**Task goal**: Collect all lines from the listing that include the string "chooser".

**Data for this task**:

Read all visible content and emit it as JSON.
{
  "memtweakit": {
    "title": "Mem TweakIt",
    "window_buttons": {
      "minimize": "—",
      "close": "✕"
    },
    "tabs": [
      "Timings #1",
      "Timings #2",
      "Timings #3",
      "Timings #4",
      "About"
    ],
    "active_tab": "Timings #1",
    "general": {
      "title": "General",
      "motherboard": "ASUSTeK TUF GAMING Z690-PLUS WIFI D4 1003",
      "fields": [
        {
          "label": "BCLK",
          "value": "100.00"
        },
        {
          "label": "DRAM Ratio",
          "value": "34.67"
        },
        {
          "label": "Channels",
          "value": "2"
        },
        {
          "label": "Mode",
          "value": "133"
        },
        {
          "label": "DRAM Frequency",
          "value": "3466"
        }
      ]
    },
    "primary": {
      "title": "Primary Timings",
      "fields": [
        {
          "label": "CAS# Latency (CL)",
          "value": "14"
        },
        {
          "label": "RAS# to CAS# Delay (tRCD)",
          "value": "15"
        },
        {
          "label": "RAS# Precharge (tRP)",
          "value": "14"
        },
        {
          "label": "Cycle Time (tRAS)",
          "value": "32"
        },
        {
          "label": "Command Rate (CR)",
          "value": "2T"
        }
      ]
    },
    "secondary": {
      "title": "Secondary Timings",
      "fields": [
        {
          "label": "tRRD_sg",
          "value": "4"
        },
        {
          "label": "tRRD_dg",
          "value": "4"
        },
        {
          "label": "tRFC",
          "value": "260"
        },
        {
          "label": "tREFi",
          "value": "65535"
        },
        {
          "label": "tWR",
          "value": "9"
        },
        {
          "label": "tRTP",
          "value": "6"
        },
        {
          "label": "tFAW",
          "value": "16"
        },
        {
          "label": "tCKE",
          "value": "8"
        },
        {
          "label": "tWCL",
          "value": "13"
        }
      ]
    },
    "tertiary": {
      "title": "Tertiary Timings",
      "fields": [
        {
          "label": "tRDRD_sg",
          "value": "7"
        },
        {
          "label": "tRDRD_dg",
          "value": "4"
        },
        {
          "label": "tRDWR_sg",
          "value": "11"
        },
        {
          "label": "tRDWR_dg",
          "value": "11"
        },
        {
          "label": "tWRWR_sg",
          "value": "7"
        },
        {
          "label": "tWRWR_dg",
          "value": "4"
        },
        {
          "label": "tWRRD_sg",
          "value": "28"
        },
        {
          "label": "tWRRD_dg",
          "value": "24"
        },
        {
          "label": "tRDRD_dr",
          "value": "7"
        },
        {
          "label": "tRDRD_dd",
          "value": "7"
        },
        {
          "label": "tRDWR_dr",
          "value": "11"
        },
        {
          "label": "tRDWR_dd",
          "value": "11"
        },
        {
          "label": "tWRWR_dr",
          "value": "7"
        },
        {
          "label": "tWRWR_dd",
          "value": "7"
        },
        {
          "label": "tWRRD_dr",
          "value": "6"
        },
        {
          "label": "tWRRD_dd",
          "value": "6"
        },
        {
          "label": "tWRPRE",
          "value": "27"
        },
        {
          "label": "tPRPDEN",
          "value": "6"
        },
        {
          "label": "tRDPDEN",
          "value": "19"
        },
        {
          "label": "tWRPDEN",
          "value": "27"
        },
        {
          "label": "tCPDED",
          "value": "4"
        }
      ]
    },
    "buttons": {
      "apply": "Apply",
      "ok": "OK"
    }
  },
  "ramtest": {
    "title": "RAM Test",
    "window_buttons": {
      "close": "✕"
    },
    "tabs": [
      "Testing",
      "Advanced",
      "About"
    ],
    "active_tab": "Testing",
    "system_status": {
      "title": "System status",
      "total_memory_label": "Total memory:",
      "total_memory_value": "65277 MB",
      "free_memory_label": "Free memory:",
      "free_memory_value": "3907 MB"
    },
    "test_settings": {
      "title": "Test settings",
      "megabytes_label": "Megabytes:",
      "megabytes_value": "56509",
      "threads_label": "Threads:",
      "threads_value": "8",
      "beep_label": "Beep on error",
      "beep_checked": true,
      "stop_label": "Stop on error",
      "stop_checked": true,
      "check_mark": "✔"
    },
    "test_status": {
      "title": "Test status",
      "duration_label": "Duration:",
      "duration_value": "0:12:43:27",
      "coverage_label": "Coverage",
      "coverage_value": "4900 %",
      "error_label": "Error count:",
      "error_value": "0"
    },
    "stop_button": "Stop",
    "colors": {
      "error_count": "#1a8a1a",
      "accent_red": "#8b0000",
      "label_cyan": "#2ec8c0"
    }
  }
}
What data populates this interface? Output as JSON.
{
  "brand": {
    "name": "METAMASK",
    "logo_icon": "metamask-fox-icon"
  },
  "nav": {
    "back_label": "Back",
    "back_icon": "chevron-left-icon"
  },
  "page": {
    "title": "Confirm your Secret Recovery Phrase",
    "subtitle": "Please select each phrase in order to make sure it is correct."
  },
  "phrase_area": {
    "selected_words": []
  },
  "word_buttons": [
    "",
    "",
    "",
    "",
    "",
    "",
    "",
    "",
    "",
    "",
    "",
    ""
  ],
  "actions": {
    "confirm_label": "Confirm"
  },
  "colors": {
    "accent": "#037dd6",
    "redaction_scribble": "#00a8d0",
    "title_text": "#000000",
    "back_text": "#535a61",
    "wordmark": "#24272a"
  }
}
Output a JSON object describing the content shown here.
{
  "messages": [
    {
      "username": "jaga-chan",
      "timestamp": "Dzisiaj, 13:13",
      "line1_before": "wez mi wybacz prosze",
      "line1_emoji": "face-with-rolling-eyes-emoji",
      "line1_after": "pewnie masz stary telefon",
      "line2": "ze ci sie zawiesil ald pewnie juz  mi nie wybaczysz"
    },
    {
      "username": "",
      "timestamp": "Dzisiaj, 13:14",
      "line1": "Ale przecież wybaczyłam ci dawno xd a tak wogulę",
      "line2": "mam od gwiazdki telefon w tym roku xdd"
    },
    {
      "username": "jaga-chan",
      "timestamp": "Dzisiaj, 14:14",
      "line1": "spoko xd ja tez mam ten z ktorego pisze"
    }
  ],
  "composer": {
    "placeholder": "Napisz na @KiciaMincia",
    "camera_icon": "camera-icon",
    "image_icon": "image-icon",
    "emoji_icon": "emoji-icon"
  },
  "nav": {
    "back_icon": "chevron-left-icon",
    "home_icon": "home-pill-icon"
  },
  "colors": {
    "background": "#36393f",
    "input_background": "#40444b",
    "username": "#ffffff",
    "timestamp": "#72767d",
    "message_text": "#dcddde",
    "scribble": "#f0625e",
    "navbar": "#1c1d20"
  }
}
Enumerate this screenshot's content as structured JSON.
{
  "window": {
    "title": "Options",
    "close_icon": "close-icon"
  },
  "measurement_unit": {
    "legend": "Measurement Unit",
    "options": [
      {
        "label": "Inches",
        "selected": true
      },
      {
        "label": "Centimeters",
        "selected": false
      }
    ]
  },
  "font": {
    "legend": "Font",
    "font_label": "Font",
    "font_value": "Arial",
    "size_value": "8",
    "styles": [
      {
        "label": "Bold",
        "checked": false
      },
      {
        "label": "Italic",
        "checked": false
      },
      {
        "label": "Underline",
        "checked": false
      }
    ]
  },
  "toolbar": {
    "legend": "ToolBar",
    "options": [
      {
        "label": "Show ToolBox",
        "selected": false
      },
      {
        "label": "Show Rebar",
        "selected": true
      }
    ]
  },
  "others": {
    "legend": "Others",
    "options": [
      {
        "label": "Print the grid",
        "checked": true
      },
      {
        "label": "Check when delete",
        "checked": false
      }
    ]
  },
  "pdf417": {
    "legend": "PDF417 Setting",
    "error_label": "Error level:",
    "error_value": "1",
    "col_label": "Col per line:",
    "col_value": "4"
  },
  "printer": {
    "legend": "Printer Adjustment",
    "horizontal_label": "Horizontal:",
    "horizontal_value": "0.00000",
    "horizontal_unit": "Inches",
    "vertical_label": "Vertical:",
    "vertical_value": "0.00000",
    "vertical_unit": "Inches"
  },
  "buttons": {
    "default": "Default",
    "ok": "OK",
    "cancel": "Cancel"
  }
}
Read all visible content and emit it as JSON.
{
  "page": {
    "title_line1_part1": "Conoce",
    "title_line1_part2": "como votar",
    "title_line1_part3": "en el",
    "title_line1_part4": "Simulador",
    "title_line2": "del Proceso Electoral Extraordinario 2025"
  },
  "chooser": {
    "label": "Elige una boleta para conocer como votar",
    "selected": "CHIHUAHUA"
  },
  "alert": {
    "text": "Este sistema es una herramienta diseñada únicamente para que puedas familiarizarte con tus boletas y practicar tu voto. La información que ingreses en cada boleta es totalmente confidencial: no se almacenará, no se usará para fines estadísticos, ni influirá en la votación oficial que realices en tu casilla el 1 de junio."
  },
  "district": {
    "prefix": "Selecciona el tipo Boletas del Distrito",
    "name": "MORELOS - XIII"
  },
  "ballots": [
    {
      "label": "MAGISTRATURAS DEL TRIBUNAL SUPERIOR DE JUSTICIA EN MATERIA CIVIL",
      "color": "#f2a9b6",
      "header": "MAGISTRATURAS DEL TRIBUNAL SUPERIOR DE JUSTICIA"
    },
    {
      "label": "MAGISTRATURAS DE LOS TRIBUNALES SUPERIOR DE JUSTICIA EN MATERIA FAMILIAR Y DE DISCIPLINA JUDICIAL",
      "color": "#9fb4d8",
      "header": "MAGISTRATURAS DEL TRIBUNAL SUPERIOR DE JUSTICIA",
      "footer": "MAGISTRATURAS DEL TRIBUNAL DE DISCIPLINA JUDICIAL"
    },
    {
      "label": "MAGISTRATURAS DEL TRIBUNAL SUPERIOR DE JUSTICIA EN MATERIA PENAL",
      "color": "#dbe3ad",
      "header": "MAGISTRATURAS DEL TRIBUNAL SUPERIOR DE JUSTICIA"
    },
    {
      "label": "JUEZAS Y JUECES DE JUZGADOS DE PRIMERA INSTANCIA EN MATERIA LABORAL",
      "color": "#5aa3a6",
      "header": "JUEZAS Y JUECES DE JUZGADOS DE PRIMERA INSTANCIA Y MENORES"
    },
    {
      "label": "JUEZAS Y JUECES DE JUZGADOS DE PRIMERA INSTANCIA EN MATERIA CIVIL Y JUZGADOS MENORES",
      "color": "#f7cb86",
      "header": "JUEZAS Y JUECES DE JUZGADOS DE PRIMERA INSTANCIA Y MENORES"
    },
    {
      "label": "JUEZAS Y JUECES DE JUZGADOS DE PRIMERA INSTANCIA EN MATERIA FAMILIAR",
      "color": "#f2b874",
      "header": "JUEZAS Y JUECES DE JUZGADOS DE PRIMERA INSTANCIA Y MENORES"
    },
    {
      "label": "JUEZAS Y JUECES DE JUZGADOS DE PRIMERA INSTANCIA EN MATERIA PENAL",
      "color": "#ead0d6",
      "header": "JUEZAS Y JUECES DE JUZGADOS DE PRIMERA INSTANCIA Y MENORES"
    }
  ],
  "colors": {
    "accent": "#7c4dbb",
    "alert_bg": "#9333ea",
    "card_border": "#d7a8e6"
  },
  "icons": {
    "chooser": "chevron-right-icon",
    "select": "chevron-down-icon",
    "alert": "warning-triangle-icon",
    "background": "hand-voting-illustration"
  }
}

**Completed task**:
  "chooser": {
    "chooser": "chevron-right-icon",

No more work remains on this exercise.